• Information supplied

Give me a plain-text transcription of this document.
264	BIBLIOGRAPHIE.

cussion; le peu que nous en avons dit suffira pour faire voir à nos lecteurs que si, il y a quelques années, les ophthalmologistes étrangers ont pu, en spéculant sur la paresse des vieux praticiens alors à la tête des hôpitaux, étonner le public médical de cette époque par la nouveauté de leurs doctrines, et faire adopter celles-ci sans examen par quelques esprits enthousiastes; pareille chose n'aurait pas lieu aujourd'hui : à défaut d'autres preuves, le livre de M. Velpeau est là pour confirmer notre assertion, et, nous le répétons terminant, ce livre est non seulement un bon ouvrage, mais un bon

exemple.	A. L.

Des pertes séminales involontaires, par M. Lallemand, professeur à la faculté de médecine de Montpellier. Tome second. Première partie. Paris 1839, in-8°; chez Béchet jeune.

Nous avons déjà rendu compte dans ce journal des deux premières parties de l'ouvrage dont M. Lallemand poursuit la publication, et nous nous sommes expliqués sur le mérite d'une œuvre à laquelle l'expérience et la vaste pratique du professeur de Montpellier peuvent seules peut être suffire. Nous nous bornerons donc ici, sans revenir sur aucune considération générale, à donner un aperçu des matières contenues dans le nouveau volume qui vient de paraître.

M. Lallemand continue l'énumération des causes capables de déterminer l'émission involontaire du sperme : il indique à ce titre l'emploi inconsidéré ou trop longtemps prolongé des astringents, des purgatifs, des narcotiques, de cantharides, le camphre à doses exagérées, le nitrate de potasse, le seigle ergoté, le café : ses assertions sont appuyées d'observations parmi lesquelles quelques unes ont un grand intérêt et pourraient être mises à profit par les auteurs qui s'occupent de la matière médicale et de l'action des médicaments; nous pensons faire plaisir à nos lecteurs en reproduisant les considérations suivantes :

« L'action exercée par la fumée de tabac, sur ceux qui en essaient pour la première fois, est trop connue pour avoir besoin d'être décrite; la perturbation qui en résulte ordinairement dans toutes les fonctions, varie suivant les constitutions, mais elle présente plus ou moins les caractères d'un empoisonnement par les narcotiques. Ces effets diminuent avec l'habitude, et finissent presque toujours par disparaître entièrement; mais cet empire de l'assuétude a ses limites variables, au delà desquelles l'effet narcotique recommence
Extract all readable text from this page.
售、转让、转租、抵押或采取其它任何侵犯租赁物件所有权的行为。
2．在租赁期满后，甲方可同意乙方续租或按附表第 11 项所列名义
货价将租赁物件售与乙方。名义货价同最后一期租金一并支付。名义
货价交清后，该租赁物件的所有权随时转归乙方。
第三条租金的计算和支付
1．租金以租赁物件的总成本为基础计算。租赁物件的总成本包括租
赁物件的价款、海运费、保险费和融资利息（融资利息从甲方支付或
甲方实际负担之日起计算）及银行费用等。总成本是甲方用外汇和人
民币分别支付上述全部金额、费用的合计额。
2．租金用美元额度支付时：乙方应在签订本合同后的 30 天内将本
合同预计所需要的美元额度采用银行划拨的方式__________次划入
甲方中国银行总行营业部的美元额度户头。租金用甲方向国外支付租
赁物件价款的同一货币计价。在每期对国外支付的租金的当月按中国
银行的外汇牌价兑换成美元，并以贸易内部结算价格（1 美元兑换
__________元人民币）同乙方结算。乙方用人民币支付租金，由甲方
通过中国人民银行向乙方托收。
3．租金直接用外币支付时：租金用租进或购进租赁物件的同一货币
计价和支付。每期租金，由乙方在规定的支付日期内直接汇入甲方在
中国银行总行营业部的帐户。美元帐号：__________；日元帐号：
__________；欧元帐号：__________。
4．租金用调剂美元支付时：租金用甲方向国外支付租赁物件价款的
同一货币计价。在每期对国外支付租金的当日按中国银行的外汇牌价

• Your goal
Locate the line that contains "Extract all readable text from this page.", then please quote it and every line after it to the end of the entries above, exactly and with nothing else.

• Full response
Extract all readable text from this page.
售、转让、转租、抵押或采取其它任何侵犯租赁物件所有权的行为。
2．在租赁期满后，甲方可同意乙方续租或按附表第 11 项所列名义
货价将租赁物件售与乙方。名义货价同最后一期租金一并支付。名义
货价交清后，该租赁物件的所有权随时转归乙方。
第三条租金的计算和支付
1．租金以租赁物件的总成本为基础计算。租赁物件的总成本包括租
赁物件的价款、海运费、保险费和融资利息（融资利息从甲方支付或
甲方实际负担之日起计算）及银行费用等。总成本是甲方用外汇和人
民币分别支付上述全部金额、费用的合计额。
2．租金用美元额度支付时：乙方应在签订本合同后的 30 天内将本
合同预计所需要的美元额度采用银行划拨的方式__________次划入
甲方中国银行总行营业部的美元额度户头。租金用甲方向国外支付租
赁物件价款的同一货币计价。在每期对国外支付的租金的当月按中国
银行的外汇牌价兑换成美元，并以贸易内部结算价格（1 美元兑换
__________元人民币）同乙方结算。乙方用人民币支付租金，由甲方
通过中国人民银行向乙方托收。
3．租金直接用外币支付时：租金用租进或购进租赁物件的同一货币
计价和支付。每期租金，由乙方在规定的支付日期内直接汇入甲方在
中国银行总行营业部的帐户。美元帐号：__________；日元帐号：
__________；欧元帐号：__________。
4．租金用调剂美元支付时：租金用甲方向国外支付租赁物件价款的
同一货币计价。在每期对国外支付租金的当日按中国银行的外汇牌价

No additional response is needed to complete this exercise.